Directive:
Reproduce the entries below character for character, from the first line of the entries through the line containing "card-domino-tile[interactable] (175, 270, 249, 298)", including both of those lines.

Supplied material:
══════════

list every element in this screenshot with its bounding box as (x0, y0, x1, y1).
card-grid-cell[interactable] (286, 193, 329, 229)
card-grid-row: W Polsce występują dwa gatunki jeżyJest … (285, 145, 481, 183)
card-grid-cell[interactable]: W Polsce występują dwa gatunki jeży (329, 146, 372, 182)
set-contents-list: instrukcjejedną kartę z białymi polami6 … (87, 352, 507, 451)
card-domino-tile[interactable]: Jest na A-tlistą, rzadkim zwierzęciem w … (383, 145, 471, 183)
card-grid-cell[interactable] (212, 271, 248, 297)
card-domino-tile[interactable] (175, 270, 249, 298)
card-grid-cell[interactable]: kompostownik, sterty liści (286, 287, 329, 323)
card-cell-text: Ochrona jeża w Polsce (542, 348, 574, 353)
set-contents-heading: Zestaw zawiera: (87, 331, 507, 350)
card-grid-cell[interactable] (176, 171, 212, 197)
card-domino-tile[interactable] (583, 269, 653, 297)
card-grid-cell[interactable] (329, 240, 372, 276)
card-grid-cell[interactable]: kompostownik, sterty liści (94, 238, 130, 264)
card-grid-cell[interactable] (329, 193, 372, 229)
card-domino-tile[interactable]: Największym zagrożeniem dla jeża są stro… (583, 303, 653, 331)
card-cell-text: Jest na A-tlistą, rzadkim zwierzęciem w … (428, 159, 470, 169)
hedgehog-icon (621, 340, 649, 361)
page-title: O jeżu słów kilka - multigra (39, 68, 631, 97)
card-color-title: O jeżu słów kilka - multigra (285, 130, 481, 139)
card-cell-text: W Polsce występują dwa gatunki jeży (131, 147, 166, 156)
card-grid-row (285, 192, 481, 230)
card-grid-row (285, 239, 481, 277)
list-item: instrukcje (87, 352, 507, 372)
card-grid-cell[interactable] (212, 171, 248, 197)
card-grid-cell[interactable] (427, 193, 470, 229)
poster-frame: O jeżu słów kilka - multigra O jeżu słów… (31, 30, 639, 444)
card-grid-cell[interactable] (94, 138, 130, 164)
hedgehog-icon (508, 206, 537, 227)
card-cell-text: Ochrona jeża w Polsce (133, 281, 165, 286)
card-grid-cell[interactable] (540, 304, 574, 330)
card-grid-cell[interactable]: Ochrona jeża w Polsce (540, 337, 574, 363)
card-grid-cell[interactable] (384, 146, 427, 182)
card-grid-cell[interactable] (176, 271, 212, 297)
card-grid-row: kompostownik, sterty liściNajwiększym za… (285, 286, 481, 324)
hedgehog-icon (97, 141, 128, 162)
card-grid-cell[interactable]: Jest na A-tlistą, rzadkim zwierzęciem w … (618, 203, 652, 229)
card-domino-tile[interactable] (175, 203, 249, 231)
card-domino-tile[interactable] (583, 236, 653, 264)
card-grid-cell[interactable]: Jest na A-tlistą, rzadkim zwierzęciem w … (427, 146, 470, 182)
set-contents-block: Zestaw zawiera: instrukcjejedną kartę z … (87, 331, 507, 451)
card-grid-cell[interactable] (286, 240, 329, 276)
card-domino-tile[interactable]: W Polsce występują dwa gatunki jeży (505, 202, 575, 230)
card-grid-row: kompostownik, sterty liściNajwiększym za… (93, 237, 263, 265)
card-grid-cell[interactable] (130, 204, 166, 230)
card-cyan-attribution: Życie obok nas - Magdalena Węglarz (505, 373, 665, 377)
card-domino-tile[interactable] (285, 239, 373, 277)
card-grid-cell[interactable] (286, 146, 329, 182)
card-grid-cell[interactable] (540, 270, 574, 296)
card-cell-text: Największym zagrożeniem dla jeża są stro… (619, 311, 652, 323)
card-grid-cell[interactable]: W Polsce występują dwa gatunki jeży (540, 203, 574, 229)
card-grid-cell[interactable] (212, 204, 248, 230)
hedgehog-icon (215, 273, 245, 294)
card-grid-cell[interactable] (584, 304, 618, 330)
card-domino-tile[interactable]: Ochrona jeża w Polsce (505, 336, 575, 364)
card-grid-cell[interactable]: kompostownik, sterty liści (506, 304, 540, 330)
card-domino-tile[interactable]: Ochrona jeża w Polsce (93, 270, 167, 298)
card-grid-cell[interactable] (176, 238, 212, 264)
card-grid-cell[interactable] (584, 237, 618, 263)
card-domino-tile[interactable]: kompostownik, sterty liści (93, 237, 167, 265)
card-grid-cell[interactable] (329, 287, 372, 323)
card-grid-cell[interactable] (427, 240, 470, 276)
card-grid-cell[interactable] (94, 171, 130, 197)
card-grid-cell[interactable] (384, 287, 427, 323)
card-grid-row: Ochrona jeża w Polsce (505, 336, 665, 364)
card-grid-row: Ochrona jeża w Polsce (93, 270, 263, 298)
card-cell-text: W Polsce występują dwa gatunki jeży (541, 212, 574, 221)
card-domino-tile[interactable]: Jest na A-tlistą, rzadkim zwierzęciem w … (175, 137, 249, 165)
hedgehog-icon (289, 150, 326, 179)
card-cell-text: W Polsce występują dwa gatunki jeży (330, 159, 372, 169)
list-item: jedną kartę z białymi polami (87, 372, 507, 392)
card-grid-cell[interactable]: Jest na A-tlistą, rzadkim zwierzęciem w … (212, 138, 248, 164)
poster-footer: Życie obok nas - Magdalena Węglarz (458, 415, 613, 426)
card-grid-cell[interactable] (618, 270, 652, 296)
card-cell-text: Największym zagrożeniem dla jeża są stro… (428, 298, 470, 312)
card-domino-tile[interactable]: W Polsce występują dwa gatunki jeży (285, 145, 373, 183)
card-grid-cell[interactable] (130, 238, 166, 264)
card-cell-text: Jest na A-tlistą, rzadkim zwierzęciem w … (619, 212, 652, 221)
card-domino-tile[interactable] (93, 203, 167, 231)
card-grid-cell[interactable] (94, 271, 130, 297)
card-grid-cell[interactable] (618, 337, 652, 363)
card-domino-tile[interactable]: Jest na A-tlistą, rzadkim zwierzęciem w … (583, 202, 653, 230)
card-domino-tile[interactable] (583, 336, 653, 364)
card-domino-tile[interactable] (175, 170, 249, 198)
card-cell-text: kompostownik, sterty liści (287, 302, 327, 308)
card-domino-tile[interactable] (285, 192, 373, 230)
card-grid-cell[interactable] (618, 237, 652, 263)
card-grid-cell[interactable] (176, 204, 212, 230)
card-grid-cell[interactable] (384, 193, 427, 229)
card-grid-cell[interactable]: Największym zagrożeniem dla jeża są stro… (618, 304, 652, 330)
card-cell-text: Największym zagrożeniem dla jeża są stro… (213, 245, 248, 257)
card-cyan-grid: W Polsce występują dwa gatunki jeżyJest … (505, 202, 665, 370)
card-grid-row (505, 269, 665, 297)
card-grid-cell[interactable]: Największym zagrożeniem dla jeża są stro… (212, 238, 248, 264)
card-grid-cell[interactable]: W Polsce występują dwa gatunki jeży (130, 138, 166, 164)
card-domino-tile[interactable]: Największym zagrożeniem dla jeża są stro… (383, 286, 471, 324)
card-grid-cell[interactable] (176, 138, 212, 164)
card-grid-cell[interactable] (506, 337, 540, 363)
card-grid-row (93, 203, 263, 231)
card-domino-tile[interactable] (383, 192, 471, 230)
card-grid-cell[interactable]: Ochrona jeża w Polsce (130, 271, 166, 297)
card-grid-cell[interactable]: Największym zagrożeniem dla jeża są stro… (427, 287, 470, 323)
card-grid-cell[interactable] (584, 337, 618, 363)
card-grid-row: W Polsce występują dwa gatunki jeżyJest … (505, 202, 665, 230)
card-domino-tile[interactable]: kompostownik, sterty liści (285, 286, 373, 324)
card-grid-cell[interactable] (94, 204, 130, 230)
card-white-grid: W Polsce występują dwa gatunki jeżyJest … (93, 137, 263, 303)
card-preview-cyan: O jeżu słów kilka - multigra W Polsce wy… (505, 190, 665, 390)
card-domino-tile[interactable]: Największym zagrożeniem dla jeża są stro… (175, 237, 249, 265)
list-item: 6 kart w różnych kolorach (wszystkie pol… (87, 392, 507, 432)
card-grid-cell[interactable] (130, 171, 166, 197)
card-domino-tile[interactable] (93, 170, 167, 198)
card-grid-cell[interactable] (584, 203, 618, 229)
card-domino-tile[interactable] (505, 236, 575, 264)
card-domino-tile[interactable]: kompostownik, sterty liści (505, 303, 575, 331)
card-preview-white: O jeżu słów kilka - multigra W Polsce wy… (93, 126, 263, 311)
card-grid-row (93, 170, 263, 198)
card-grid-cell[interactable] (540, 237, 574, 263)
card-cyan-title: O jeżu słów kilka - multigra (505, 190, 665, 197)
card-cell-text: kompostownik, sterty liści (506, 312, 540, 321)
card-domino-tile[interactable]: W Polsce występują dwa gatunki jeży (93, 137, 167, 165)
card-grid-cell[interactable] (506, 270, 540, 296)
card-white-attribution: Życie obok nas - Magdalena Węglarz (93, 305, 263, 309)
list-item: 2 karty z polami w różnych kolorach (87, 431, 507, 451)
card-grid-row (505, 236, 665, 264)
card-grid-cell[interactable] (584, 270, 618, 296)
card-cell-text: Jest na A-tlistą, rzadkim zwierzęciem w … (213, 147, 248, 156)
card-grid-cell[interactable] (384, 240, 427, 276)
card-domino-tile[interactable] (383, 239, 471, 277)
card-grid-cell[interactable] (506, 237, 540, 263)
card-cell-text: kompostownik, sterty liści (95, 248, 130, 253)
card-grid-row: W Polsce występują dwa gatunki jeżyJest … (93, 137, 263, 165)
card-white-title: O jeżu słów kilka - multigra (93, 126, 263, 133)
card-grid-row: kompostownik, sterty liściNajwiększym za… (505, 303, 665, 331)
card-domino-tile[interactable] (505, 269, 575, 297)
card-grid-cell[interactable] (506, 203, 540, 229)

══════════

Correct answer:
list every element in this screenshot with its bounding box as (x0, y0, x1, y1).
card-grid-cell[interactable] (286, 193, 329, 229)
card-grid-row: W Polsce występują dwa gatunki jeżyJest … (285, 145, 481, 183)
card-grid-cell[interactable]: W Polsce występują dwa gatunki jeży (329, 146, 372, 182)
set-contents-list: instrukcjejedną kartę z białymi polami6 … (87, 352, 507, 451)
card-domino-tile[interactable]: Jest na A-tlistą, rzadkim zwierzęciem w … (383, 145, 471, 183)
card-grid-cell[interactable] (212, 271, 248, 297)
card-domino-tile[interactable] (175, 270, 249, 298)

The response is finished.